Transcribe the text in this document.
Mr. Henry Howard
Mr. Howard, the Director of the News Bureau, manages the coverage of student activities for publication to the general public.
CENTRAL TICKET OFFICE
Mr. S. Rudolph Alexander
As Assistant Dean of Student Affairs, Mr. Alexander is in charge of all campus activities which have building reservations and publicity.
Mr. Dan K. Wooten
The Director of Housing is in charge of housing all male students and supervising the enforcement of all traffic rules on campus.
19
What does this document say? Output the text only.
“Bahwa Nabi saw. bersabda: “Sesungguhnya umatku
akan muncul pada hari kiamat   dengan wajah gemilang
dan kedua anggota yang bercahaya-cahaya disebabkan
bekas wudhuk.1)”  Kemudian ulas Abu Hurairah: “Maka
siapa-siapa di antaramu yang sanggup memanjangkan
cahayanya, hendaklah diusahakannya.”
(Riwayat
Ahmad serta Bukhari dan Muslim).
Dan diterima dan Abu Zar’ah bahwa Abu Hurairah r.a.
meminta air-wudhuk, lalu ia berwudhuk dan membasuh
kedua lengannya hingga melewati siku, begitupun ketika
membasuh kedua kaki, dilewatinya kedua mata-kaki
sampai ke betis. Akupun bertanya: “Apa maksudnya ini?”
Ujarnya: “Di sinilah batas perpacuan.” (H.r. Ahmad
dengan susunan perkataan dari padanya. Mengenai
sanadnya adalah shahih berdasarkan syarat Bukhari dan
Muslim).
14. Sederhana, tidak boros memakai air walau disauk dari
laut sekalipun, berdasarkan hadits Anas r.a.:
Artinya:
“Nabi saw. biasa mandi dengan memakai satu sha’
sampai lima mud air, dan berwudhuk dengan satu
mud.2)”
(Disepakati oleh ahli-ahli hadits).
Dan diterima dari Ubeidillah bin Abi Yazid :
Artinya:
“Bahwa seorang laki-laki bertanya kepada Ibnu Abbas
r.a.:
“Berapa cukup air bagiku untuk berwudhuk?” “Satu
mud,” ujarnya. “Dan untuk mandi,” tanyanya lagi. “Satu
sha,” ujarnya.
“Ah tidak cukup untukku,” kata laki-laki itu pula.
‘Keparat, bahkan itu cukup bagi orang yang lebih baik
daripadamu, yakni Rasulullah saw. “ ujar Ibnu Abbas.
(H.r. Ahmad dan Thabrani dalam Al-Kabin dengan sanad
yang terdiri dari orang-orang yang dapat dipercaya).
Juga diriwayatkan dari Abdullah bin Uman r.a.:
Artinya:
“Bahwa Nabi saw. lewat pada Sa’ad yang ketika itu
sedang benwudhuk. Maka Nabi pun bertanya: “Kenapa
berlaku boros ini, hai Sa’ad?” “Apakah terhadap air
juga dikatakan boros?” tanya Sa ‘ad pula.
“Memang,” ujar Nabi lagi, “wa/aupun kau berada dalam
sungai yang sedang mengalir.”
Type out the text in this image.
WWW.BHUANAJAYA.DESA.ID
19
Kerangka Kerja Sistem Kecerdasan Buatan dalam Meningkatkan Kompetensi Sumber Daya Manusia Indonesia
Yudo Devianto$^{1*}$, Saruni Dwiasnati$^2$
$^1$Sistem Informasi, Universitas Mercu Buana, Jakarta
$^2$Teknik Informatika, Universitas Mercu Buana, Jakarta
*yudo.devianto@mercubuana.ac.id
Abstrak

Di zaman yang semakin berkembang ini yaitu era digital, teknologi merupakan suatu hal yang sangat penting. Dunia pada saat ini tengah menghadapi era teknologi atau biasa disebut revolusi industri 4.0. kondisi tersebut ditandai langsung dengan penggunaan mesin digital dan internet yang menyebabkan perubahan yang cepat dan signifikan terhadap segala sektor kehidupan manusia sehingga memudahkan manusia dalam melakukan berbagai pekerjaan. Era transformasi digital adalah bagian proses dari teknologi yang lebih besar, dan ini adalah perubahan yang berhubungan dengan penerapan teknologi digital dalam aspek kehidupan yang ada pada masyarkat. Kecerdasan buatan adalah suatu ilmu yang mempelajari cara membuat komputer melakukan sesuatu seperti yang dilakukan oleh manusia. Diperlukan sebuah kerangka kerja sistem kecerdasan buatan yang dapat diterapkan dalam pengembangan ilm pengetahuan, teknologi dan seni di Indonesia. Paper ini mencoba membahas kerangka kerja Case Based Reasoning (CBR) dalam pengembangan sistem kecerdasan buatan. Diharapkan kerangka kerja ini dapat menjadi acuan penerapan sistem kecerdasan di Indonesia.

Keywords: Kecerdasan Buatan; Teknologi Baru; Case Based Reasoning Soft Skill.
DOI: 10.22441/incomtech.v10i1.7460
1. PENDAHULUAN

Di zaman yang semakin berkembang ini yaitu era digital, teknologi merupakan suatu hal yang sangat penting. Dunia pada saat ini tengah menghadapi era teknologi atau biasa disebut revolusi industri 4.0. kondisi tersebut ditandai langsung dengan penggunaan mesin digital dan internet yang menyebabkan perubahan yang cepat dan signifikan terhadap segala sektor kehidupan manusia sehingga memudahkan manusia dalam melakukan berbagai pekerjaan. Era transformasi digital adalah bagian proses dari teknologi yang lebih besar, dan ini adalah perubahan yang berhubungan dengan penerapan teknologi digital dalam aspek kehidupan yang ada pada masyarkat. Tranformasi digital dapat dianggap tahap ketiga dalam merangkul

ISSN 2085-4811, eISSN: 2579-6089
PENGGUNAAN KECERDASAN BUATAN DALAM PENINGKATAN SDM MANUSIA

####################

### YOUR INSTRUCTIONS:
Would you give the material above again, complete and exact?

### OUTPUT OF THE TASK:
Transcribe the text in this document.
Mr. Henry Howard
Mr. Howard, the Director of the News Bureau, manages the coverage of student activities for publication to the general public.
CENTRAL TICKET OFFICE
Mr. S. Rudolph Alexander
As Assistant Dean of Student Affairs, Mr. Alexander is in charge of all campus activities which have building reservations and publicity.
Mr. Dan K. Wooten
The Director of Housing is in charge of housing all male students and supervising the enforcement of all traffic rules on campus.
19
What does this document say? Output the text only.
“Bahwa Nabi saw. bersabda: “Sesungguhnya umatku
akan muncul pada hari kiamat   dengan wajah gemilang
dan kedua anggota yang bercahaya-cahaya disebabkan
bekas wudhuk.1)”  Kemudian ulas Abu Hurairah: “Maka
siapa-siapa di antaramu yang sanggup memanjangkan
cahayanya, hendaklah diusahakannya.”
(Riwayat
Ahmad serta Bukhari dan Muslim).
Dan diterima dan Abu Zar’ah bahwa Abu Hurairah r.a.
meminta air-wudhuk, lalu ia berwudhuk dan membasuh
kedua lengannya hingga melewati siku, begitupun ketika
membasuh kedua kaki, dilewatinya kedua mata-kaki
sampai ke betis. Akupun bertanya: “Apa maksudnya ini?”
Ujarnya: “Di sinilah batas perpacuan.” (H.r. Ahmad
dengan susunan perkataan dari padanya. Mengenai
sanadnya adalah shahih berdasarkan syarat Bukhari dan
Muslim).
14. Sederhana, tidak boros memakai air walau disauk dari
laut sekalipun, berdasarkan hadits Anas r.a.:
Artinya:
“Nabi saw. biasa mandi dengan memakai satu sha’
sampai lima mud air, dan berwudhuk dengan satu
mud.2)”
(Disepakati oleh ahli-ahli hadits).
Dan diterima dari Ubeidillah bin Abi Yazid :
Artinya:
“Bahwa seorang laki-laki bertanya kepada Ibnu Abbas
r.a.:
“Berapa cukup air bagiku untuk berwudhuk?” “Satu
mud,” ujarnya. “Dan untuk mandi,” tanyanya lagi. “Satu
sha,” ujarnya.
“Ah tidak cukup untukku,” kata laki-laki itu pula.
‘Keparat, bahkan itu cukup bagi orang yang lebih baik
daripadamu, yakni Rasulullah saw. “ ujar Ibnu Abbas.
(H.r. Ahmad dan Thabrani dalam Al-Kabin dengan sanad
yang terdiri dari orang-orang yang dapat dipercaya).
Juga diriwayatkan dari Abdullah bin Uman r.a.:
Artinya:
“Bahwa Nabi saw. lewat pada Sa’ad yang ketika itu
sedang benwudhuk. Maka Nabi pun bertanya: “Kenapa
berlaku boros ini, hai Sa’ad?” “Apakah terhadap air
juga dikatakan boros?” tanya Sa ‘ad pula.
“Memang,” ujar Nabi lagi, “wa/aupun kau berada dalam
sungai yang sedang mengalir.”
Type out the text in this image.
WWW.BHUANAJAYA.DESA.ID
19
Kerangka Kerja Sistem Kecerdasan Buatan dalam Meningkatkan Kompetensi Sumber Daya Manusia Indonesia
Yudo Devianto$^{1*}$, Saruni Dwiasnati$^2$
$^1$Sistem Informasi, Universitas Mercu Buana, Jakarta
$^2$Teknik Informatika, Universitas Mercu Buana, Jakarta
*yudo.devianto@mercubuana.ac.id
Abstrak

Di zaman yang semakin berkembang ini yaitu era digital, teknologi merupakan suatu hal yang sangat penting. Dunia pada saat ini tengah menghadapi era teknologi atau biasa disebut revolusi industri 4.0. kondisi tersebut ditandai langsung dengan penggunaan mesin digital dan internet yang menyebabkan perubahan yang cepat dan signifikan terhadap segala sektor kehidupan manusia sehingga memudahkan manusia dalam melakukan berbagai pekerjaan. Era transformasi digital adalah bagian proses dari teknologi yang lebih besar, dan ini adalah perubahan yang berhubungan dengan penerapan teknologi digital dalam aspek kehidupan yang ada pada masyarkat. Kecerdasan buatan adalah suatu ilmu yang mempelajari cara membuat komputer melakukan sesuatu seperti yang dilakukan oleh manusia. Diperlukan sebuah kerangka kerja sistem kecerdasan buatan yang dapat diterapkan dalam pengembangan ilm pengetahuan, teknologi dan seni di Indonesia. Paper ini mencoba membahas kerangka kerja Case Based Reasoning (CBR) dalam pengembangan sistem kecerdasan buatan. Diharapkan kerangka kerja ini dapat menjadi acuan penerapan sistem kecerdasan di Indonesia.

Keywords: Kecerdasan Buatan; Teknologi Baru; Case Based Reasoning Soft Skill.
DOI: 10.22441/incomtech.v10i1.7460
1. PENDAHULUAN

Di zaman yang semakin berkembang ini yaitu era digital, teknologi merupakan suatu hal yang sangat penting. Dunia pada saat ini tengah menghadapi era teknologi atau biasa disebut revolusi industri 4.0. kondisi tersebut ditandai langsung dengan penggunaan mesin digital dan internet yang menyebabkan perubahan yang cepat dan signifikan terhadap segala sektor kehidupan manusia sehingga memudahkan manusia dalam melakukan berbagai pekerjaan. Era transformasi digital adalah bagian proses dari teknologi yang lebih besar, dan ini adalah perubahan yang berhubungan dengan penerapan teknologi digital dalam aspek kehidupan yang ada pada masyarkat. Tranformasi digital dapat dianggap tahap ketiga dalam merangkul

ISSN 2085-4811, eISSN: 2579-6089
PENGGUNAAN KECERDASAN BUATAN DALAM PENINGKATAN SDM MANUSIA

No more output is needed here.